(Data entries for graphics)
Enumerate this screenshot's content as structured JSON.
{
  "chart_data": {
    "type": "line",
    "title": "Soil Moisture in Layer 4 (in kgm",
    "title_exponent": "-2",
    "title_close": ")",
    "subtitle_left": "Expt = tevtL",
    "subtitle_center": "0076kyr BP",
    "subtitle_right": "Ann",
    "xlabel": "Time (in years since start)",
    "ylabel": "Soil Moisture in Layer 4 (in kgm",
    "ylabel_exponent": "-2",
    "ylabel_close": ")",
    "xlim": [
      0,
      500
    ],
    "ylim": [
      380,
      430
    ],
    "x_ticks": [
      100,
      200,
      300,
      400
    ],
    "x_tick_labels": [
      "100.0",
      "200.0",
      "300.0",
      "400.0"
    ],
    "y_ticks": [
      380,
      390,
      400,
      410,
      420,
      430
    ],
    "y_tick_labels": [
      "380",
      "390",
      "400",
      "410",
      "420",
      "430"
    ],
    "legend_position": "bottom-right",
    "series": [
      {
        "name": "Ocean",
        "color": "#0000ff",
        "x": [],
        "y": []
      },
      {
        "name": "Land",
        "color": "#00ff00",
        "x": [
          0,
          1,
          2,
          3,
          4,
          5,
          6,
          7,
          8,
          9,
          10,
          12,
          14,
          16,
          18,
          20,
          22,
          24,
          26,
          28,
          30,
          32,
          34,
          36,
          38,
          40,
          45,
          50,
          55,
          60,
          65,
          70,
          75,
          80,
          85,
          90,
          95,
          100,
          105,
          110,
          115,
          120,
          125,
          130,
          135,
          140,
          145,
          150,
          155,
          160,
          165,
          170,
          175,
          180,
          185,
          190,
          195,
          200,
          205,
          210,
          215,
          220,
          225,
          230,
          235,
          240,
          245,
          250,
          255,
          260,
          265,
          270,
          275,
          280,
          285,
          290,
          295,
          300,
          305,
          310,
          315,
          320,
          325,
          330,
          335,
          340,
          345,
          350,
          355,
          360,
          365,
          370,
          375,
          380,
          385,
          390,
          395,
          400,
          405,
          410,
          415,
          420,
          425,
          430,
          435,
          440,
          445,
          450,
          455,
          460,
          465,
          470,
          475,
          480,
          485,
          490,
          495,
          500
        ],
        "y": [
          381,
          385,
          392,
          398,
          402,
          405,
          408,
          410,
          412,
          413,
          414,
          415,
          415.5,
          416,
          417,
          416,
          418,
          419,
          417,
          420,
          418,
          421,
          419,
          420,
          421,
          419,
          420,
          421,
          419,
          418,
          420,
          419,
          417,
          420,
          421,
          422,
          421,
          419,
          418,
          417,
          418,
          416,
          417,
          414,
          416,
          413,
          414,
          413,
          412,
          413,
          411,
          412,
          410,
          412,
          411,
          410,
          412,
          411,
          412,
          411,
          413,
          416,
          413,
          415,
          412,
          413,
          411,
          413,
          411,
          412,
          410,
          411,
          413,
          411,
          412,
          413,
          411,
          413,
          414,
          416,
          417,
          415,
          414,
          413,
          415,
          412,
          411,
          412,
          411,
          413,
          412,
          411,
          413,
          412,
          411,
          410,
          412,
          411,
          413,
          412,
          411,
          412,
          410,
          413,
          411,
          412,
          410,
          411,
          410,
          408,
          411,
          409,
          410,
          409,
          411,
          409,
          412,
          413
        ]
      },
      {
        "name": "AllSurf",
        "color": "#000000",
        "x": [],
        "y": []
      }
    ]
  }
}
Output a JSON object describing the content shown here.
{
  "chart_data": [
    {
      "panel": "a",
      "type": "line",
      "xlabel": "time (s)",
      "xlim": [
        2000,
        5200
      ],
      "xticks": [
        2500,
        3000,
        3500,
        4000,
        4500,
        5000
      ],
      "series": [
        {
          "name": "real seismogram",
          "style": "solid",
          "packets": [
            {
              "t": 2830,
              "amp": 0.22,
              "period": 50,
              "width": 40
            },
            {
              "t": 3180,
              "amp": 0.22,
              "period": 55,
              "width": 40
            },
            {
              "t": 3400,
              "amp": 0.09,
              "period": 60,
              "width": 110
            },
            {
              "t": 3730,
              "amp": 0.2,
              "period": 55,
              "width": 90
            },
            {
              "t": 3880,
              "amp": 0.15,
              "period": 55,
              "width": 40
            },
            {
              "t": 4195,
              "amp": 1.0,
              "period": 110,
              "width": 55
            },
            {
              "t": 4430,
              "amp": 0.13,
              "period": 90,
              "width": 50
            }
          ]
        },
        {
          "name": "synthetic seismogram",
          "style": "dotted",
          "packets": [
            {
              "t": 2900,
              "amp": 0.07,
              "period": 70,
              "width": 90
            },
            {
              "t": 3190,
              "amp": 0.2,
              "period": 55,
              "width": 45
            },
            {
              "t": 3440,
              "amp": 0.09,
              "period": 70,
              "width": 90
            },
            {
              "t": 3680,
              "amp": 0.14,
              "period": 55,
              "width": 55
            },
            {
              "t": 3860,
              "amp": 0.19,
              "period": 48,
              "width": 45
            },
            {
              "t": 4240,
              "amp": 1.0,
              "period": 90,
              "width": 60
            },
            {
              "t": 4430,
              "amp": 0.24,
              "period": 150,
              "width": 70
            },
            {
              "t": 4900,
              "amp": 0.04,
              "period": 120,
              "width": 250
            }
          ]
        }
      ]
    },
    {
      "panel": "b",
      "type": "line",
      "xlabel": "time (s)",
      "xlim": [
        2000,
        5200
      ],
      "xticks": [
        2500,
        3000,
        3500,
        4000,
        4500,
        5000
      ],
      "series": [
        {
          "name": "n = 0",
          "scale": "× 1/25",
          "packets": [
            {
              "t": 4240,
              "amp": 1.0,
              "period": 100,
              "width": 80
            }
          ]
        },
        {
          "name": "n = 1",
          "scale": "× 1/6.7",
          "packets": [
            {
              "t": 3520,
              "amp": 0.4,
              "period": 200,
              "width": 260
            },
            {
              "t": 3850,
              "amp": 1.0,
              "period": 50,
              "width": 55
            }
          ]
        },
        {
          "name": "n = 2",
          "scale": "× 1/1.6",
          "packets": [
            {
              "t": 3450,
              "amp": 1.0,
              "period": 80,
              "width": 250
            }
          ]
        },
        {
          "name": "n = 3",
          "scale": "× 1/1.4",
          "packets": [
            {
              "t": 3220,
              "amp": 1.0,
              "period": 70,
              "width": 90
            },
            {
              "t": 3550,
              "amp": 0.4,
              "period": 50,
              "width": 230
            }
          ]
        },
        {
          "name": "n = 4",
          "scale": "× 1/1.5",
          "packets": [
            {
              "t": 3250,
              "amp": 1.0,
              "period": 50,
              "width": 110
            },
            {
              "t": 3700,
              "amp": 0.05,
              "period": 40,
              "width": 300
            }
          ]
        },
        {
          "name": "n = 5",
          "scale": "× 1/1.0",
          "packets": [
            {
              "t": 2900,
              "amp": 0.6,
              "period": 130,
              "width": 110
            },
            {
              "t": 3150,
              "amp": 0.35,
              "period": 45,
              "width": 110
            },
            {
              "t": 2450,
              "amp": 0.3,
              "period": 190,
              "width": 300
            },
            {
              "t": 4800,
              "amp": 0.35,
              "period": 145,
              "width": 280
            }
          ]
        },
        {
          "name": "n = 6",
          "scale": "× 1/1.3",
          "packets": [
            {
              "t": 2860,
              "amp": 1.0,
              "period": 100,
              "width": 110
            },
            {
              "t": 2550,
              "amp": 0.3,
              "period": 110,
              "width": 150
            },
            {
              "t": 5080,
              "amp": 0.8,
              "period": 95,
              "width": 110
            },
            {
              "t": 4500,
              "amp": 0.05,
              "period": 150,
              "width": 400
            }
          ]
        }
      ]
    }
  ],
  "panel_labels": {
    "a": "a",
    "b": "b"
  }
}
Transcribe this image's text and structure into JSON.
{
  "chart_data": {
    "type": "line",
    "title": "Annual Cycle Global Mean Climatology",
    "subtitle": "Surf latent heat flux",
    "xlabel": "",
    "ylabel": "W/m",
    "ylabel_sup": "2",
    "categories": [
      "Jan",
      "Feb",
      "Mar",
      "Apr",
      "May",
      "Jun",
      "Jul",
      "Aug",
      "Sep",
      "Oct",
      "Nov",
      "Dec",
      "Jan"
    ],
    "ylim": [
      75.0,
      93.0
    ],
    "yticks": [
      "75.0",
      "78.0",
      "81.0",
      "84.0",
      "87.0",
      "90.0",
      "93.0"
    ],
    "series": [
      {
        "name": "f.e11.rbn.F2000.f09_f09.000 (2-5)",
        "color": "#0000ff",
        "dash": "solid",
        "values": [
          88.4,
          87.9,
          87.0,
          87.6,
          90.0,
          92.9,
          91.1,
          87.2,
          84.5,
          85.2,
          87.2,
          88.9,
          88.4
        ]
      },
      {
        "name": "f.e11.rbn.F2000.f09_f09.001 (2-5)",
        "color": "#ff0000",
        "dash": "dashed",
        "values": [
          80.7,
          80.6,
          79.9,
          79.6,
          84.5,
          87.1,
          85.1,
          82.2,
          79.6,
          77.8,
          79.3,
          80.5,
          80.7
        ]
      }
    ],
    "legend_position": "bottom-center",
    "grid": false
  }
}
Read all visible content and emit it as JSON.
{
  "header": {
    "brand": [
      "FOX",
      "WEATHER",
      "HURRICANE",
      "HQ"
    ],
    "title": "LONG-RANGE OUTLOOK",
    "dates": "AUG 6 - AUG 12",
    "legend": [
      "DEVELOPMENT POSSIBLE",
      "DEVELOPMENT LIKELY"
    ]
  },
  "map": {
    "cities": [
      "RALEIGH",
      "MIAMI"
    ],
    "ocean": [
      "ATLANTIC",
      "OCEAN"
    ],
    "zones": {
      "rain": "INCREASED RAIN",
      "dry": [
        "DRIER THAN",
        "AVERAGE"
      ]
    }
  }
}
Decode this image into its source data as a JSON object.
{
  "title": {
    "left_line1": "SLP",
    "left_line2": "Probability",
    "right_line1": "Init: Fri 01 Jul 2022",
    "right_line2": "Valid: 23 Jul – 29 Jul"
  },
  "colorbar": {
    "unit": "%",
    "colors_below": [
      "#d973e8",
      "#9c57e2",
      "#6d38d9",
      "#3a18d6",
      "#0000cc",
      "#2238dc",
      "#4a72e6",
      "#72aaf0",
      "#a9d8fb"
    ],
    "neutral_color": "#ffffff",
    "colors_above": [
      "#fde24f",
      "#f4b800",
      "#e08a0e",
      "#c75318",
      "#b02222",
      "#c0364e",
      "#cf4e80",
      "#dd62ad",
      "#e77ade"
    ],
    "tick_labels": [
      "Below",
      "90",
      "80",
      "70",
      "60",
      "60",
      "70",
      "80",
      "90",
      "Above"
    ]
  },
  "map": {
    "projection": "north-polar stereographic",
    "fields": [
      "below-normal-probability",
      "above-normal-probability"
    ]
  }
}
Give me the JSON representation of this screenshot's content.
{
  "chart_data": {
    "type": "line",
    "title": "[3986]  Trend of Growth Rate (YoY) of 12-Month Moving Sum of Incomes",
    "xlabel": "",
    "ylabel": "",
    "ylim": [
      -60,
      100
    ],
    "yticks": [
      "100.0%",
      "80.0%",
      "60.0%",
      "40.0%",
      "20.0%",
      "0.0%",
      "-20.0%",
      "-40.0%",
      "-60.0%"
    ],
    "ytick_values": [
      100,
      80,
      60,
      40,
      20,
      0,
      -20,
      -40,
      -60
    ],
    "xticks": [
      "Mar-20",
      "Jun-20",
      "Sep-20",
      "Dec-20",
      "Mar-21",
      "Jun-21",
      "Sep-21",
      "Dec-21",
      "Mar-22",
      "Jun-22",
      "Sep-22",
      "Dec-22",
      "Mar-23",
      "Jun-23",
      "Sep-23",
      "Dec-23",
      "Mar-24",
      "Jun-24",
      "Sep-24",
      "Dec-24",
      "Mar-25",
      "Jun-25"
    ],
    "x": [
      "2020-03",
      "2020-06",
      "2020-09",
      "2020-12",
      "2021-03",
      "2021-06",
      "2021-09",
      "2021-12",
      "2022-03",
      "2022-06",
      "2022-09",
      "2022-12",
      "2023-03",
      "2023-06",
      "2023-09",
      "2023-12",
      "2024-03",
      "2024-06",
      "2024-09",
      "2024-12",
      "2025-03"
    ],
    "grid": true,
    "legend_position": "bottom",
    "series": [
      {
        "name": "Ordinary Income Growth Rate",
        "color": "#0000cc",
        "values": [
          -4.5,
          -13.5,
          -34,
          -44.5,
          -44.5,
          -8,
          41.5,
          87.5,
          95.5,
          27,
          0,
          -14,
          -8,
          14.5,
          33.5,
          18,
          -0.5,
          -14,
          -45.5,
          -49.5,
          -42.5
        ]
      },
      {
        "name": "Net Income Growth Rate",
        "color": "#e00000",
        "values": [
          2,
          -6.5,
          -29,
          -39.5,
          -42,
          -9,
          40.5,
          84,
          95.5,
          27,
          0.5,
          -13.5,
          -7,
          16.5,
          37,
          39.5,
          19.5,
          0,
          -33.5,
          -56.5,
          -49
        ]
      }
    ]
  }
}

Problem description -
Scan the material above. Copy each line that holds the word "content".

Result -
Enumerate this screenshot's content as structured JSON.
Output a JSON object describing the content shown here.
Read all visible content and emit it as JSON.
Give me the JSON representation of this screenshot's content.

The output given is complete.